WHAT YOU WILL DO: Each entry below is to be extracted exactly.

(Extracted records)

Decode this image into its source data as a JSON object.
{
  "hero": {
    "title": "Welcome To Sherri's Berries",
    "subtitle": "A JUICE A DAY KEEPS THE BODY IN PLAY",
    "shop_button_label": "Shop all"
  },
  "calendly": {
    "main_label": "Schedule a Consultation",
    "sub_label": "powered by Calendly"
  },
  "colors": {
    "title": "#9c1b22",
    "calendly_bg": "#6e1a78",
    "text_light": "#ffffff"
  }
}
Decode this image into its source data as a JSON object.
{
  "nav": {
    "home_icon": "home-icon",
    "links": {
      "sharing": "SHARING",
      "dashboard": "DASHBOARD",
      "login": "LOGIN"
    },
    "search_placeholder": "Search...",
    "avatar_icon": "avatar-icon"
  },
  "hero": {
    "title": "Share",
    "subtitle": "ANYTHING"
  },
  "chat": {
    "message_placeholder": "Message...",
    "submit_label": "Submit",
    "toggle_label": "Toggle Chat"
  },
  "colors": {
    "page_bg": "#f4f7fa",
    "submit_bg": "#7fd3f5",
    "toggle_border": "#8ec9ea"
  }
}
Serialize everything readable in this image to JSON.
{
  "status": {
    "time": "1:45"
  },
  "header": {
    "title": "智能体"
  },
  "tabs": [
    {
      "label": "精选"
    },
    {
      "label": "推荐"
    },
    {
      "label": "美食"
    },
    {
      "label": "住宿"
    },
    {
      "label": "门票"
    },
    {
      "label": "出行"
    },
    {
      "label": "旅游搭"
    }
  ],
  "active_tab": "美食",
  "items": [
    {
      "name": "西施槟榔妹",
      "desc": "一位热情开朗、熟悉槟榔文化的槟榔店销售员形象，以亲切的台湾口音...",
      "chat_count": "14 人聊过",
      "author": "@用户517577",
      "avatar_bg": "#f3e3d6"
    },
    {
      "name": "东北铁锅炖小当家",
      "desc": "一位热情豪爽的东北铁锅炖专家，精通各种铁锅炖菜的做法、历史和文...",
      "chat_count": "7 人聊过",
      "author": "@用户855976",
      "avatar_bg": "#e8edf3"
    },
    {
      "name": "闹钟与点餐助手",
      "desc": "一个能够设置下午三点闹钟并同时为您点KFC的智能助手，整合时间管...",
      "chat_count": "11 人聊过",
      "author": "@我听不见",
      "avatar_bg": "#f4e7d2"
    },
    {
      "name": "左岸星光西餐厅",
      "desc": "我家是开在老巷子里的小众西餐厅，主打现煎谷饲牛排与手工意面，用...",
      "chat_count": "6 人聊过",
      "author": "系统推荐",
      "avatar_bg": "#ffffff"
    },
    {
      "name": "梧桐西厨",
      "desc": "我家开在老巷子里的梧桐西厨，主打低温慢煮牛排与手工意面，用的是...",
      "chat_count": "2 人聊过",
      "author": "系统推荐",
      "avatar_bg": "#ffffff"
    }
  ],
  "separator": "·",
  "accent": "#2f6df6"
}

EXPECTED ANSWER:
Decode this image into its source data as a JSON object.
{
  "hero": {
    "title": "Welcome To Sherri's Berries",
    "subtitle": "A JUICE A DAY KEEPS THE BODY IN PLAY",
    "shop_button_label": "Shop all"
  },
  "calendly": {
    "main_label": "Schedule a Consultation",
    "sub_label": "powered by Calendly"
  },
  "colors": {
    "title": "#9c1b22",
    "calendly_bg": "#6e1a78",
    "text_light": "#ffffff"
  }
}
Decode this image into its source data as a JSON object.
{
  "nav": {
    "home_icon": "home-icon",
    "links": {
      "sharing": "SHARING",
      "dashboard": "DASHBOARD",
      "login": "LOGIN"
    },
    "search_placeholder": "Search...",
    "avatar_icon": "avatar-icon"
  },
  "hero": {
    "title": "Share",
    "subtitle": "ANYTHING"
  },
  "chat": {
    "message_placeholder": "Message...",
    "submit_label": "Submit",
    "toggle_label": "Toggle Chat"
  },
  "colors": {
    "page_bg": "#f4f7fa",
    "submit_bg": "#7fd3f5",
    "toggle_border": "#8ec9ea"
  }
}
Serialize everything readable in this image to JSON.
{
  "status": {
    "time": "1:45"
  },
  "header": {
    "title": "智能体"
  },
  "tabs": [
    {
      "label": "精选"
    },
    {
      "label": "推荐"
    },
    {
      "label": "美食"
    },
    {
      "label": "住宿"
    },
    {
      "label": "门票"
    },
    {
      "label": "出行"
    },
    {
      "label": "旅游搭"
    }
  ],
  "active_tab": "美食",
  "items": [
    {
      "name": "西施槟榔妹",
      "desc": "一位热情开朗、熟悉槟榔文化的槟榔店销售员形象，以亲切的台湾口音...",
      "chat_count": "14 人聊过",
      "author": "@用户517577",
      "avatar_bg": "#f3e3d6"
    },
    {
      "name": "东北铁锅炖小当家",
      "desc": "一位热情豪爽的东北铁锅炖专家，精通各种铁锅炖菜的做法、历史和文...",
      "chat_count": "7 人聊过",
      "author": "@用户855976",
      "avatar_bg": "#e8edf3"
    },
    {
      "name": "闹钟与点餐助手",
      "desc": "一个能够设置下午三点闹钟并同时为您点KFC的智能助手，整合时间管...",
      "chat_count": "11 人聊过",
      "author": "@我听不见",
      "avatar_bg": "#f4e7d2"
    },
    {
      "name": "左岸星光西餐厅",
      "desc": "我家是开在老巷子里的小众西餐厅，主打现煎谷饲牛排与手工意面，用...",
      "chat_count": "6 人聊过",
      "author": "系统推荐",
      "avatar_bg": "#ffffff"
    },
    {
      "name": "梧桐西厨",
      "desc": "我家开在老巷子里的梧桐西厨，主打低温慢煮牛排与手工意面，用的是...",
      "chat_count": "2 人聊过",
      "author": "系统推荐",
      "avatar_bg": "#ffffff"
    }
  ],
  "separator": "·",
  "accent": "#2f6df6"
}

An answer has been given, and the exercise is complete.